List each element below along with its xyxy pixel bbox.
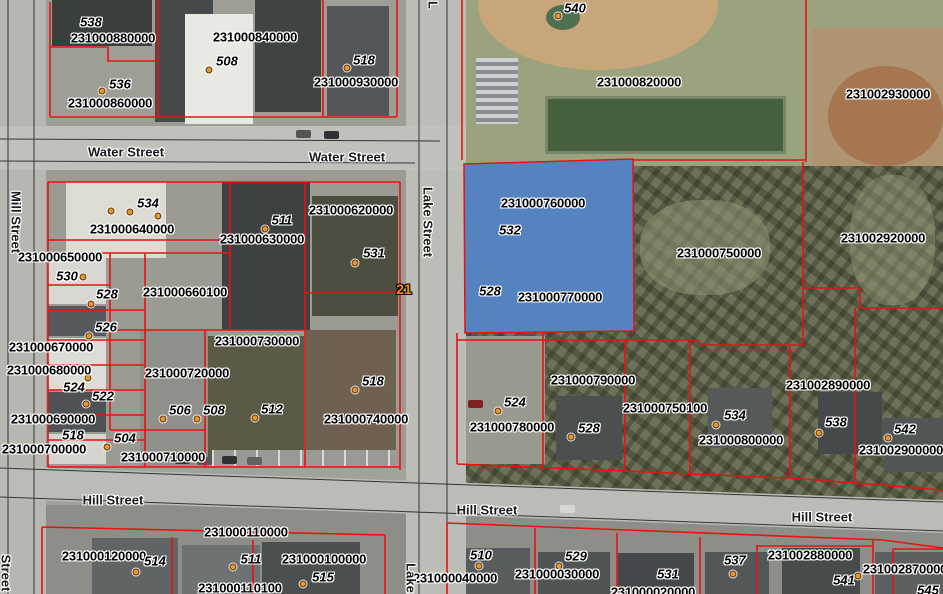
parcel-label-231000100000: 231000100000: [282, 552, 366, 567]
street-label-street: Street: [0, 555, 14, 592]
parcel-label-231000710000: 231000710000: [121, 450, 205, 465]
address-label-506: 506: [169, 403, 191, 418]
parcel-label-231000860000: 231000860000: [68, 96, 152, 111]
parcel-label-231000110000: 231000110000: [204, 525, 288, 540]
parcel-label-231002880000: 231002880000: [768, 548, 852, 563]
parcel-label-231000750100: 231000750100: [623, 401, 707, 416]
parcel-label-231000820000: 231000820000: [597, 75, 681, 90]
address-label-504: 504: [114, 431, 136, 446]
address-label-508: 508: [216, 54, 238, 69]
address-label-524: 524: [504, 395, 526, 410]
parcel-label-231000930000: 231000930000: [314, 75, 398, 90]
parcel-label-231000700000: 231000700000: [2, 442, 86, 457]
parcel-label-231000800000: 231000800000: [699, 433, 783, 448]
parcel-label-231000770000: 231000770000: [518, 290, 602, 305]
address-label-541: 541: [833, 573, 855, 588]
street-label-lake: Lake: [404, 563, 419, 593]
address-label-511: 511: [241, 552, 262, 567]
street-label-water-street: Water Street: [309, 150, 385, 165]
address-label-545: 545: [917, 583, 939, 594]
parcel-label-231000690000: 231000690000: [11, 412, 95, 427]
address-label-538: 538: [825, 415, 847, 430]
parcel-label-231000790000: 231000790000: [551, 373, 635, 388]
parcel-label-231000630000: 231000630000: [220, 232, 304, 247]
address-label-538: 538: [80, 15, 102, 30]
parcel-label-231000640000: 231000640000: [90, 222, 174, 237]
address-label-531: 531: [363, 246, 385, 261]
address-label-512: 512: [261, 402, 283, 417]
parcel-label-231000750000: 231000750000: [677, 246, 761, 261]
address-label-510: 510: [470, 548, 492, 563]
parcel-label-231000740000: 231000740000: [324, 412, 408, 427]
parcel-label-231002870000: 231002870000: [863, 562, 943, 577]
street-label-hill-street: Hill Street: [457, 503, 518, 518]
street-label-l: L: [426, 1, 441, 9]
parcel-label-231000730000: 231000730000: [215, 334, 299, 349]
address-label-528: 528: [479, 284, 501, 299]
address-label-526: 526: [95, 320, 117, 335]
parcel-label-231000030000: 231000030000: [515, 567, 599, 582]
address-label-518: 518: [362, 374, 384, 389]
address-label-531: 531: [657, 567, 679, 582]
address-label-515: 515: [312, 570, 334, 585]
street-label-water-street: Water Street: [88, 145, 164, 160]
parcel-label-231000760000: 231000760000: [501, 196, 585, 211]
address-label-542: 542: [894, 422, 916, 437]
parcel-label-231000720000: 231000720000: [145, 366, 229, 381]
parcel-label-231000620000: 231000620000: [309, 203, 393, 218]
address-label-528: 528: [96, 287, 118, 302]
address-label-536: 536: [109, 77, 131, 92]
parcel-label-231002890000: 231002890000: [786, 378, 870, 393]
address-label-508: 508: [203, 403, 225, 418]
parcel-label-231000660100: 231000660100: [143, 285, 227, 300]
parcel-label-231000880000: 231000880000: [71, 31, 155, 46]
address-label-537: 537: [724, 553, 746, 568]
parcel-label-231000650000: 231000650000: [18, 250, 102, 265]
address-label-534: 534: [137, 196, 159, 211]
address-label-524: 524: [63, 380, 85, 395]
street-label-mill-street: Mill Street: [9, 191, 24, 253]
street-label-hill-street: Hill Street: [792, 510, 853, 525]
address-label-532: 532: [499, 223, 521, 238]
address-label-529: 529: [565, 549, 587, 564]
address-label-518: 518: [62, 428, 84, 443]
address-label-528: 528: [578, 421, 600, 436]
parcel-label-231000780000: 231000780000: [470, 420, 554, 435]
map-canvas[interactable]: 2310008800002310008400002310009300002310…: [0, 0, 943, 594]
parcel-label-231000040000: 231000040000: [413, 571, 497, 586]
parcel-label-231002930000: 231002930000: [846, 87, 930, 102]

§ §

EXERCISE GOAL -
Recast every line of the data above as a Markdown table with the columns "Row" and "Line", numbering the rows and skipping blank lines. Leave the pictures out.

CORRECT OUTPUT -
| Row | Line |
|---|---|
| 1 | List each element below along with its xyxy pixel bbox. |
| 2 | parcel-label-231000100000: 231000100000: [282, 552, 366, 567] |
| 3 | street-label-street: Street: [0, 555, 14, 592] |
| 4 | parcel-label-231000710000: 231000710000: [121, 450, 205, 465] |
| 5 | address-label-506: 506: [169, 403, 191, 418] |
| 6 | parcel-label-231000860000: 231000860000: [68, 96, 152, 111] |
| 7 | parcel-label-231000110000: 231000110000: [204, 525, 288, 540] |
| 8 | parcel-label-231002880000: 231002880000: [768, 548, 852, 563] |
| 9 | parcel-label-231000750100: 231000750100: [623, 401, 707, 416] |
| 10 | parcel-label-231000820000: 231000820000: [597, 75, 681, 90] |
| 11 | address-label-504: 504: [114, 431, 136, 446] |
| 12 | address-label-508: 508: [216, 54, 238, 69] |
| 13 | address-label-524: 524: [504, 395, 526, 410] |
| 14 | parcel-label-231000930000: 231000930000: [314, 75, 398, 90] |
| 15 | parcel-label-231000700000: 231000700000: [2, 442, 86, 457] |
| 16 | parcel-label-231000800000: 231000800000: [699, 433, 783, 448] |
| 17 | parcel-label-231000770000: 231000770000: [518, 290, 602, 305] |
| 18 | address-label-541: 541: [833, 573, 855, 588] |
| 19 | street-label-lake: Lake: [404, 563, 419, 593] |
| 20 | address-label-511: 511: [241, 552, 262, 567] |
| 21 | street-label-water-street: Water Street: [309, 150, 385, 165] |
| 22 | address-label-545: 545: [917, 583, 939, 594] |
| 23 | parcel-label-231000690000: 231000690000: [11, 412, 95, 427] |
| 24 | address-label-538: 538: [825, 415, 847, 430] |
| 25 | parcel-label-231000790000: 231000790000: [551, 373, 635, 388] |
| 26 | parcel-label-231000630000: 231000630000: [220, 232, 304, 247] |
| 27 | address-label-538: 538: [80, 15, 102, 30] |
| 28 | parcel-label-231000640000: 231000640000: [90, 222, 174, 237] |
| 29 | address-label-531: 531: [363, 246, 385, 261] |
| 30 | address-label-512: 512: [261, 402, 283, 417] |
| 31 | parcel-label-231000750000: 231000750000: [677, 246, 761, 261] |
| 32 | address-label-510: 510: [470, 548, 492, 563] |
| 33 | parcel-label-231000740000: 231000740000: [324, 412, 408, 427] |
| 34 | parcel-label-231002870000: 231002870000: [863, 562, 943, 577] |
| 35 | street-label-hill-street: Hill Street: [457, 503, 518, 518] |
| 36 | street-label-l: L: [426, 1, 441, 9] |
| 37 | parcel-label-231000730000: 231000730000: [215, 334, 299, 349] |
| 38 | address-label-528: 528: [479, 284, 501, 299] |
| 39 | address-label-526: 526: [95, 320, 117, 335] |
| 40 | parcel-label-231000030000: 231000030000: [515, 567, 599, 582] |
| 41 | address-label-518: 518: [362, 374, 384, 389] |
| 42 | address-label-531: 531: [657, 567, 679, 582] |
| 43 | address-label-515: 515: [312, 570, 334, 585] |
| 44 | street-label-water-street: Water Street: [88, 145, 164, 160] |
| 45 | parcel-label-231000760000: 231000760000: [501, 196, 585, 211] |
| 46 | address-label-542: 542: [894, 422, 916, 437] |
| 47 | parcel-label-231000720000: 231000720000: [145, 366, 229, 381] |
| 48 | parcel-label-231000620000: 231000620000: [309, 203, 393, 218] |
| 49 | address-label-528: 528: [96, 287, 118, 302] |
| 50 | address-label-536: 536: [109, 77, 131, 92] |
| 51 | parcel-label-231002890000: 231002890000: [786, 378, 870, 393] |
| 52 | address-label-508: 508: [203, 403, 225, 418] |
| 53 | parcel-label-231000660100: 231000660100: [143, 285, 227, 300] |
| 54 | parcel-label-231000880000: 231000880000: [71, 31, 155, 46] |
| 55 | address-label-537: 537: [724, 553, 746, 568] |
| 56 | parcel-label-231000650000: 231000650000: [18, 250, 102, 265] |
| 57 | address-label-534: 534: [137, 196, 159, 211] |
| 58 | address-label-524: 524: [63, 380, 85, 395] |
| 59 | street-label-mill-street: Mill Street: [9, 191, 24, 253] |
| 60 | street-label-hill-street: Hill Street: [792, 510, 853, 525] |
| 61 | address-label-532: 532: [499, 223, 521, 238] |
| 62 | address-label-529: 529: [565, 549, 587, 564] |
| 63 | address-label-518: 518: [62, 428, 84, 443] |
| 64 | address-label-528: 528: [578, 421, 600, 436] |
| 65 | parcel-label-231000780000: 231000780000: [470, 420, 554, 435] |
| 66 | map-canvas[interactable]: 2310008800002310008400002310009300002310…: [0, 0, 943, 594] |
| 67 | parcel-label-231000040000: 231000040000: [413, 571, 497, 586] |
| 68 | parcel-label-231002930000: 231002930000: [846, 87, 930, 102] |